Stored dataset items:
-- START --

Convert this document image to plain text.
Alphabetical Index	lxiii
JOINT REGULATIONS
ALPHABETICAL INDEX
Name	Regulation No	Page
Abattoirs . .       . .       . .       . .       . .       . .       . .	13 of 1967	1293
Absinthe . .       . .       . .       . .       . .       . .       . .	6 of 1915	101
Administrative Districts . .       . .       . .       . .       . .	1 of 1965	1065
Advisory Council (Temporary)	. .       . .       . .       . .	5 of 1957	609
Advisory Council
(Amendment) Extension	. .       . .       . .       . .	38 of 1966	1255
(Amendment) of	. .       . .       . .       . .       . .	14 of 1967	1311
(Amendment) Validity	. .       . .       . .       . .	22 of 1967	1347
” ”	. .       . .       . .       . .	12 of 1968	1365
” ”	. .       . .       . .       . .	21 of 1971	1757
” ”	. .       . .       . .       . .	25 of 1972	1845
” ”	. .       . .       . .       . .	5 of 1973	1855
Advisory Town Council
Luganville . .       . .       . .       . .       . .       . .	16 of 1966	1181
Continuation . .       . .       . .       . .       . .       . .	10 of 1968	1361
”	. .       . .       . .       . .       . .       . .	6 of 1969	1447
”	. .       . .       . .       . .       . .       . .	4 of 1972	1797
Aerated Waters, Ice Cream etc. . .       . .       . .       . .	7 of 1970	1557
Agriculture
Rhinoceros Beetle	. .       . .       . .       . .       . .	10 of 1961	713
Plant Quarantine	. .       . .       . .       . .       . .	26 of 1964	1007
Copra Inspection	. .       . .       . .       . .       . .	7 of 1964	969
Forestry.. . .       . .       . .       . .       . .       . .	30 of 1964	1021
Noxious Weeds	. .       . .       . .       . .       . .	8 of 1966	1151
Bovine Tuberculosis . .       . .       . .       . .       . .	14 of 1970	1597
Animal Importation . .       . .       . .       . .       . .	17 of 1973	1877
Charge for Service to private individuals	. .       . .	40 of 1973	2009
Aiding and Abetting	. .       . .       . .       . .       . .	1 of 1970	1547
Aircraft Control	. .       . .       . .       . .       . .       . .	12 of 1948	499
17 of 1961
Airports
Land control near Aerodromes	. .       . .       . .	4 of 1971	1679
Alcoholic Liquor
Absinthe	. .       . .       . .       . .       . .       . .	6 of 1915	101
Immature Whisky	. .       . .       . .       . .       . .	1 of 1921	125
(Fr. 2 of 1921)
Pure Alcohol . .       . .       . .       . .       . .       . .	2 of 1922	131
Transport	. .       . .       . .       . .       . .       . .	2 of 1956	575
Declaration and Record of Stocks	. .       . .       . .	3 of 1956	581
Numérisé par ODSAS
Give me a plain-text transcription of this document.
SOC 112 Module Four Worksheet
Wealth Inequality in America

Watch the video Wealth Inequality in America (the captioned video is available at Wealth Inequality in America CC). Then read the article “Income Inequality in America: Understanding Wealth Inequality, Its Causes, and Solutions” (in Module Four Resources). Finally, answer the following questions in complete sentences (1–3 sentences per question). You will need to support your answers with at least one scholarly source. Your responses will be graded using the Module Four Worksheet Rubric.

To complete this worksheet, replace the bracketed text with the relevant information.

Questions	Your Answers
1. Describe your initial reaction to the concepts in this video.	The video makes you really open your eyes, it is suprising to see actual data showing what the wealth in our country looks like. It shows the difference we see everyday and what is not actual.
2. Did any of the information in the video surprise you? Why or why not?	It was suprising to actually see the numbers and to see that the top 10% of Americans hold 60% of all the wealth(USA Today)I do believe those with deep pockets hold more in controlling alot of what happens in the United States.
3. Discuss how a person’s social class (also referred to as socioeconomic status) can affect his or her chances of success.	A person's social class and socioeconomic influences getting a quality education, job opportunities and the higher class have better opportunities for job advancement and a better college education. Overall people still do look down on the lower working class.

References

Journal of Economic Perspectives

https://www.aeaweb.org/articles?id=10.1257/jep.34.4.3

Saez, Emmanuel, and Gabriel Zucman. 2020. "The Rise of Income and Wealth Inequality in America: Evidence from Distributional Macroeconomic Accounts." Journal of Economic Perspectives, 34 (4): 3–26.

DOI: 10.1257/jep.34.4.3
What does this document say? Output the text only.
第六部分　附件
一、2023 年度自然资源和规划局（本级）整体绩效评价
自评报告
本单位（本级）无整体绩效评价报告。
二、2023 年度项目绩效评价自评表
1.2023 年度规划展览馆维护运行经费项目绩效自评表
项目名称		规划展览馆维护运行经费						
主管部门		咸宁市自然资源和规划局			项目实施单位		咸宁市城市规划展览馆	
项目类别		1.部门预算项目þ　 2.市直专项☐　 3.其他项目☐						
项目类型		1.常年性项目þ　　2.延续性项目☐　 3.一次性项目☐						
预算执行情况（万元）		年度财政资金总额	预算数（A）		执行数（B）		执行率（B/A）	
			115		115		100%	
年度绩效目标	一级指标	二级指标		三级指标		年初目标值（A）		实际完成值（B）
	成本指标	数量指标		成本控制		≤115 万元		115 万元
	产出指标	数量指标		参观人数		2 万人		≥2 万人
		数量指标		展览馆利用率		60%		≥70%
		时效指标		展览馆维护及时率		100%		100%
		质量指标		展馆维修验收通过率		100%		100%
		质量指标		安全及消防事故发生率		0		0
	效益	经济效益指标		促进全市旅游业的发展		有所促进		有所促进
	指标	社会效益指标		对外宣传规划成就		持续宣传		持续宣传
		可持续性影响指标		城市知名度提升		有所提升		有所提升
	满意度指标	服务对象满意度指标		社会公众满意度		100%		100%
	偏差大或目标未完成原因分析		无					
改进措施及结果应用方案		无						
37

-- END --

Reproduce the material in full, with no word added or dropped.

Convert this document image to plain text.
Alphabetical Index	lxiii
JOINT REGULATIONS
ALPHABETICAL INDEX
Name	Regulation No	Page
Abattoirs . .       . .       . .       . .       . .       . .       . .	13 of 1967	1293
Absinthe . .       . .       . .       . .       . .       . .       . .	6 of 1915	101
Administrative Districts . .       . .       . .       . .       . .	1 of 1965	1065
Advisory Council (Temporary)	. .       . .       . .       . .	5 of 1957	609
Advisory Council
(Amendment) Extension	. .       . .       . .       . .	38 of 1966	1255
(Amendment) of	. .       . .       . .       . .       . .	14 of 1967	1311
(Amendment) Validity	. .       . .       . .       . .	22 of 1967	1347
” ”	. .       . .       . .       . .	12 of 1968	1365
” ”	. .       . .       . .       . .	21 of 1971	1757
” ”	. .       . .       . .       . .	25 of 1972	1845
” ”	. .       . .       . .       . .	5 of 1973	1855
Advisory Town Council
Luganville . .       . .       . .       . .       . .       . .	16 of 1966	1181
Continuation . .       . .       . .       . .       . .       . .	10 of 1968	1361
”	. .       . .       . .       . .       . .       . .	6 of 1969	1447
”	. .       . .       . .       . .       . .       . .	4 of 1972	1797
Aerated Waters, Ice Cream etc. . .       . .       . .       . .	7 of 1970	1557
Agriculture
Rhinoceros Beetle	. .       . .       . .       . .       . .	10 of 1961	713
Plant Quarantine	. .       . .       . .       . .       . .	26 of 1964	1007
Copra Inspection	. .       . .       . .       . .       . .	7 of 1964	969
Forestry.. . .       . .       . .       . .       . .       . .	30 of 1964	1021
Noxious Weeds	. .       . .       . .       . .       . .	8 of 1966	1151
Bovine Tuberculosis . .       . .       . .       . .       . .	14 of 1970	1597
Animal Importation . .       . .       . .       . .       . .	17 of 1973	1877
Charge for Service to private individuals	. .       . .	40 of 1973	2009
Aiding and Abetting	. .       . .       . .       . .       . .	1 of 1970	1547
Aircraft Control	. .       . .       . .       . .       . .       . .	12 of 1948	499
17 of 1961
Airports
Land control near Aerodromes	. .       . .       . .	4 of 1971	1679
Alcoholic Liquor
Absinthe	. .       . .       . .       . .       . .       . .	6 of 1915	101
Immature Whisky	. .       . .       . .       . .       . .	1 of 1921	125
(Fr. 2 of 1921)
Pure Alcohol . .       . .       . .       . .       . .       . .	2 of 1922	131
Transport	. .       . .       . .       . .       . .       . .	2 of 1956	575
Declaration and Record of Stocks	. .       . .       . .	3 of 1956	581
Numérisé par ODSAS
Give me a plain-text transcription of this document.
SOC 112 Module Four Worksheet
Wealth Inequality in America

Watch the video Wealth Inequality in America (the captioned video is available at Wealth Inequality in America CC). Then read the article “Income Inequality in America: Understanding Wealth Inequality, Its Causes, and Solutions” (in Module Four Resources). Finally, answer the following questions in complete sentences (1–3 sentences per question). You will need to support your answers with at least one scholarly source. Your responses will be graded using the Module Four Worksheet Rubric.

To complete this worksheet, replace the bracketed text with the relevant information.

Questions	Your Answers
1. Describe your initial reaction to the concepts in this video.	The video makes you really open your eyes, it is suprising to see actual data showing what the wealth in our country looks like. It shows the difference we see everyday and what is not actual.
2. Did any of the information in the video surprise you? Why or why not?	It was suprising to actually see the numbers and to see that the top 10% of Americans hold 60% of all the wealth(USA Today)I do believe those with deep pockets hold more in controlling alot of what happens in the United States.
3. Discuss how a person’s social class (also referred to as socioeconomic status) can affect his or her chances of success.	A person's social class and socioeconomic influences getting a quality education, job opportunities and the higher class have better opportunities for job advancement and a better college education. Overall people still do look down on the lower working class.

References

Journal of Economic Perspectives

https://www.aeaweb.org/articles?id=10.1257/jep.34.4.3

Saez, Emmanuel, and Gabriel Zucman. 2020. "The Rise of Income and Wealth Inequality in America: Evidence from Distributional Macroeconomic Accounts." Journal of Economic Perspectives, 34 (4): 3–26.

DOI: 10.1257/jep.34.4.3
What does this document say? Output the text only.
第六部分　附件
一、2023 年度自然资源和规划局（本级）整体绩效评价
自评报告
本单位（本级）无整体绩效评价报告。
二、2023 年度项目绩效评价自评表
1.2023 年度规划展览馆维护运行经费项目绩效自评表
项目名称		规划展览馆维护运行经费						
主管部门		咸宁市自然资源和规划局			项目实施单位		咸宁市城市规划展览馆	
项目类别		1.部门预算项目þ　 2.市直专项☐　 3.其他项目☐						
项目类型		1.常年性项目þ　　2.延续性项目☐　 3.一次性项目☐						
预算执行情况（万元）		年度财政资金总额	预算数（A）		执行数（B）		执行率（B/A）	
			115		115		100%	
年度绩效目标	一级指标	二级指标		三级指标		年初目标值（A）		实际完成值（B）
	成本指标	数量指标		成本控制		≤115 万元		115 万元
	产出指标	数量指标		参观人数		2 万人		≥2 万人
		数量指标		展览馆利用率		60%		≥70%
		时效指标		展览馆维护及时率		100%		100%
		质量指标		展馆维修验收通过率		100%		100%
		质量指标		安全及消防事故发生率		0		0
	效益	经济效益指标		促进全市旅游业的发展		有所促进		有所促进
	指标	社会效益指标		对外宣传规划成就		持续宣传		持续宣传
		可持续性影响指标		城市知名度提升		有所提升		有所提升
	满意度指标	服务对象满意度指标		社会公众满意度		100%		100%
	偏差大或目标未完成原因分析		无					
改进措施及结果应用方案		无						
37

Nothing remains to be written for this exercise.